** start **

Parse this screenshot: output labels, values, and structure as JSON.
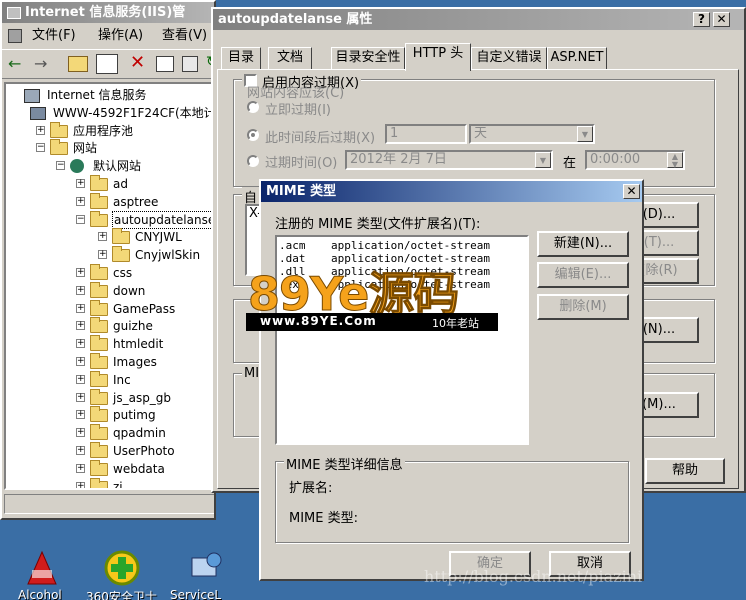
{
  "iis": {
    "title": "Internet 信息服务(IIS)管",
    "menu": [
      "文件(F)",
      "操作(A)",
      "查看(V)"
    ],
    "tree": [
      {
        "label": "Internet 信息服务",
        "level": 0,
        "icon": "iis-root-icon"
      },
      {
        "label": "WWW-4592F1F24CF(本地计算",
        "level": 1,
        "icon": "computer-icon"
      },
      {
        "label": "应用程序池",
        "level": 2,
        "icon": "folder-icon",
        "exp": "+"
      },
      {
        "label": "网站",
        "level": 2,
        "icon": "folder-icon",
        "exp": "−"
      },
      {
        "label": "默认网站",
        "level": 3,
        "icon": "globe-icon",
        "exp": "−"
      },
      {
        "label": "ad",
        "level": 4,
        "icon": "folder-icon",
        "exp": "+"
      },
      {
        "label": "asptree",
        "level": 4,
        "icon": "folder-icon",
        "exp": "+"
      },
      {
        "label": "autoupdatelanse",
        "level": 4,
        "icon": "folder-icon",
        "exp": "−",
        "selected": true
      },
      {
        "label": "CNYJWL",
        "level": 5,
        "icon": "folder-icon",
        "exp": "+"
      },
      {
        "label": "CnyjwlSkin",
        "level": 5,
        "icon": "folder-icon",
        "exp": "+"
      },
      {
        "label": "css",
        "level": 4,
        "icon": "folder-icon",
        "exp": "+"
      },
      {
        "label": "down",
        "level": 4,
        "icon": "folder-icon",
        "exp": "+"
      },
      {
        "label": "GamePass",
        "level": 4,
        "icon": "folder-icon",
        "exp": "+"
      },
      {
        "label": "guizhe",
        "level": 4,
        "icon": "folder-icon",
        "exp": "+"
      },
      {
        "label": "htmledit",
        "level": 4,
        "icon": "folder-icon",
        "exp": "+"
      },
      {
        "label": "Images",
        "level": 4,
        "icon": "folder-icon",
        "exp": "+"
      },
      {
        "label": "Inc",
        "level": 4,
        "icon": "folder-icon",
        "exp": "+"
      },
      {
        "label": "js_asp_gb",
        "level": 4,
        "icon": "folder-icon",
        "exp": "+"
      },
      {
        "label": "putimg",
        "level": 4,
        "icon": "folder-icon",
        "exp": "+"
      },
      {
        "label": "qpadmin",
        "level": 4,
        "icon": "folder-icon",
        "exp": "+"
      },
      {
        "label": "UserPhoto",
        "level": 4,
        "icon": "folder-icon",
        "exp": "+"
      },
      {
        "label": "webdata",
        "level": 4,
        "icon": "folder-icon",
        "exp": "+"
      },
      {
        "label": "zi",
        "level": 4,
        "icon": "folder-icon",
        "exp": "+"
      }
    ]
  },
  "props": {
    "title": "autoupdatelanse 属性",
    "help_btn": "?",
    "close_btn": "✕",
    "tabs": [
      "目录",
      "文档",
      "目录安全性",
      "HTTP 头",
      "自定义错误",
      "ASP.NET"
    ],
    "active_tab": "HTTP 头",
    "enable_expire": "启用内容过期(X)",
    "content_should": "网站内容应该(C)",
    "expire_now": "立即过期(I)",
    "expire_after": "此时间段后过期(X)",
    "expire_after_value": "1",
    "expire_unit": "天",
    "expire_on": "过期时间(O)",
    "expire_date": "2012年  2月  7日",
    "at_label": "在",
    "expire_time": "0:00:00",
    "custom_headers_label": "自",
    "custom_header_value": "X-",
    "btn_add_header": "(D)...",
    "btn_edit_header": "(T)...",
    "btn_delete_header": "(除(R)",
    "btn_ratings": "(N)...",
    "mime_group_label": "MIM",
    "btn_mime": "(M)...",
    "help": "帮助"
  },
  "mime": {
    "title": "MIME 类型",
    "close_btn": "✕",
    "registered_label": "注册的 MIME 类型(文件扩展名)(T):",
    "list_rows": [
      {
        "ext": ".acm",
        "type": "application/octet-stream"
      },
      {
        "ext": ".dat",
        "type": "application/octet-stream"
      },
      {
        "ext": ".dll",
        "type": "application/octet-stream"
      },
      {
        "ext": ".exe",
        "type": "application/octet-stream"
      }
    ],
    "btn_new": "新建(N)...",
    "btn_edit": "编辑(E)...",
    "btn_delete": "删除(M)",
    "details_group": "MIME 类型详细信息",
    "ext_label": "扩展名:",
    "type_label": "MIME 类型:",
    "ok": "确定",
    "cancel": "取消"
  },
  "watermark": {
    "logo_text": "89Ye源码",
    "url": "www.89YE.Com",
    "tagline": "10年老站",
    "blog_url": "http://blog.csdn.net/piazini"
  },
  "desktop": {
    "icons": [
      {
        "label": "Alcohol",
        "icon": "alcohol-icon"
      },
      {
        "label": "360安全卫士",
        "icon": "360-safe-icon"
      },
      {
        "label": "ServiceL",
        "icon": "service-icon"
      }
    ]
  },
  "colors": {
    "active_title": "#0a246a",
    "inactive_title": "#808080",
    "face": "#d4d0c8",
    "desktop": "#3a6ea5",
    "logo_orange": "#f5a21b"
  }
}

** end **
** start **

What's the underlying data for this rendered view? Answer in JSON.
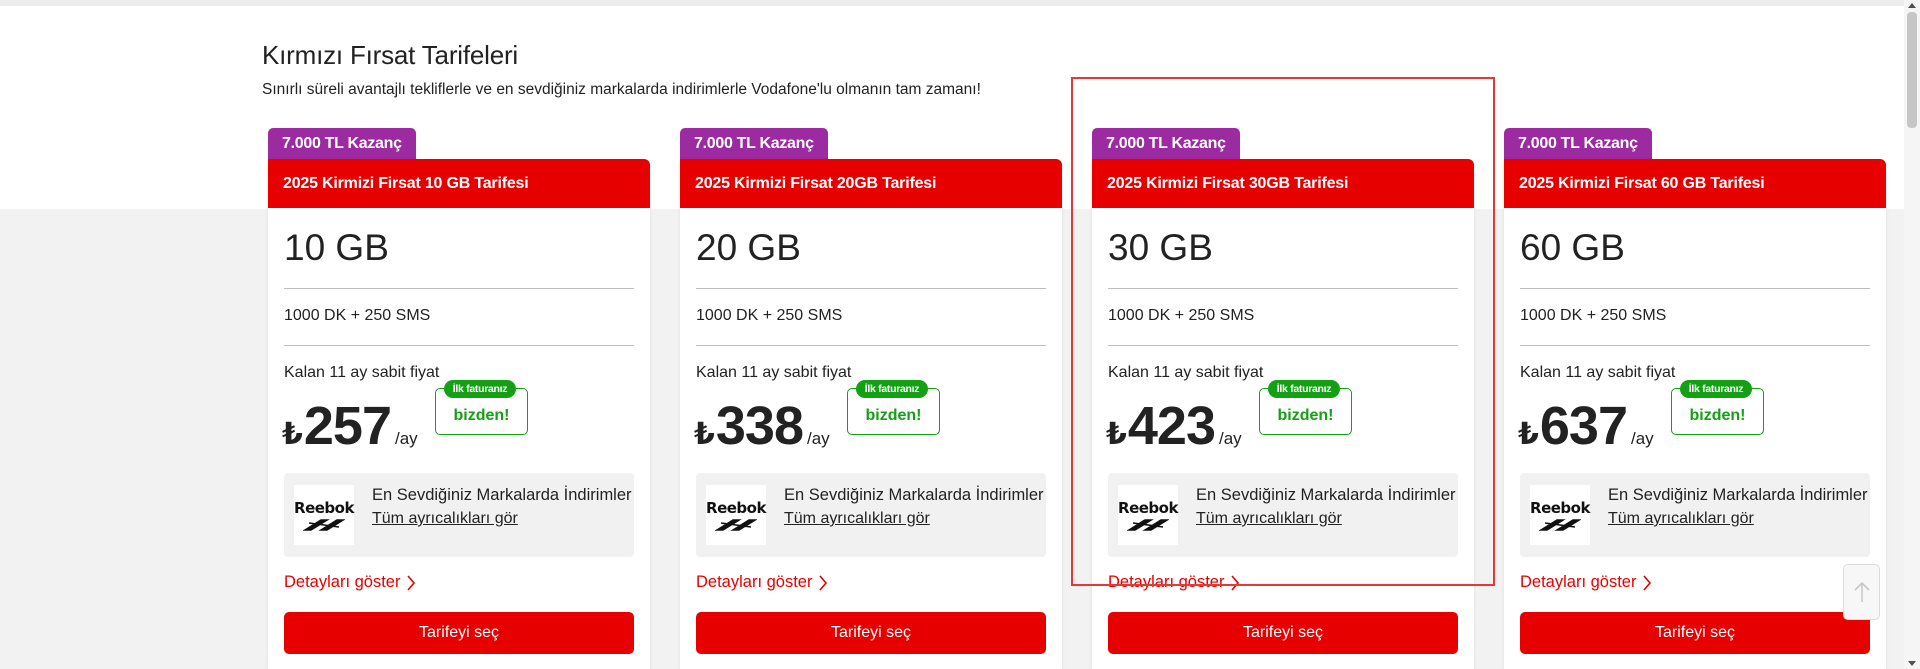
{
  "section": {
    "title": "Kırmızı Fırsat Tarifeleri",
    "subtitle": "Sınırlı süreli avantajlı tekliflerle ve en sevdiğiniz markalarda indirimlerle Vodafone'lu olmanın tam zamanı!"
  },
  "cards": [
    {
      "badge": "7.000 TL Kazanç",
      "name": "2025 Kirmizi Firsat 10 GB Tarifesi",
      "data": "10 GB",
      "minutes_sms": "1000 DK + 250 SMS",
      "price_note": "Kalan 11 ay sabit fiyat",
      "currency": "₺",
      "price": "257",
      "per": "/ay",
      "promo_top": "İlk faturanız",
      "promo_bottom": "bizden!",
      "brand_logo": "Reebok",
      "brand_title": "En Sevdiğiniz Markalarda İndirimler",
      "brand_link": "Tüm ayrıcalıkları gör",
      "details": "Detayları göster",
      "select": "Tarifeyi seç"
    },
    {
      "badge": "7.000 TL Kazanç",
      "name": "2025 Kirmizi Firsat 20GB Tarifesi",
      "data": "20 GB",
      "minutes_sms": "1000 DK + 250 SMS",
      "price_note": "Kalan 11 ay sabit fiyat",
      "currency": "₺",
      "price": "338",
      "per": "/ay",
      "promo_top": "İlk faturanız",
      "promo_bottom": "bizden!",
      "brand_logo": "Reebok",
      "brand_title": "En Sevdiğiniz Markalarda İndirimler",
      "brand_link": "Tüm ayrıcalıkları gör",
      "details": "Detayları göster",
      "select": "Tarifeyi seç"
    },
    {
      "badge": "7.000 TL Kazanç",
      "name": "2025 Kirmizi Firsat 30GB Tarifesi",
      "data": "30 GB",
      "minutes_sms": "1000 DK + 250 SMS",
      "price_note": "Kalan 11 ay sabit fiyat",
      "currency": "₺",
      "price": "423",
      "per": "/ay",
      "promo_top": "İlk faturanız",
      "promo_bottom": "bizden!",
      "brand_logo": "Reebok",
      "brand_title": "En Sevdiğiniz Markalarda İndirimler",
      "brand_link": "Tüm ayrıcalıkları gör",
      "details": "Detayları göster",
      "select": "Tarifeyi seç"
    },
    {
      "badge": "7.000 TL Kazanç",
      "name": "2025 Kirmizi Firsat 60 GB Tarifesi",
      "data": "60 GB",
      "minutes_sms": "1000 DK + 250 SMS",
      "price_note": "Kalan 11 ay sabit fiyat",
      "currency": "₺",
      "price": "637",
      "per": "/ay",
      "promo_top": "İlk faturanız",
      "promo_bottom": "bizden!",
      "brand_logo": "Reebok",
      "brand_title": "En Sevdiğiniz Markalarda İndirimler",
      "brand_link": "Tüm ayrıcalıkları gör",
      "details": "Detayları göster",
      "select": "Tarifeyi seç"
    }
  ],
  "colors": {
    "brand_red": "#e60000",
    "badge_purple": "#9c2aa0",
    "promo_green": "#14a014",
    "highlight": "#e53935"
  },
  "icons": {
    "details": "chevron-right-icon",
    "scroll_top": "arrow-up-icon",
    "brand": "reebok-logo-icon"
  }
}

** end **

Copy each line holding the word "信息服务" from the listing above.

    "title": "Internet 信息服务(IIS)管",
        "label": "Internet 信息服务",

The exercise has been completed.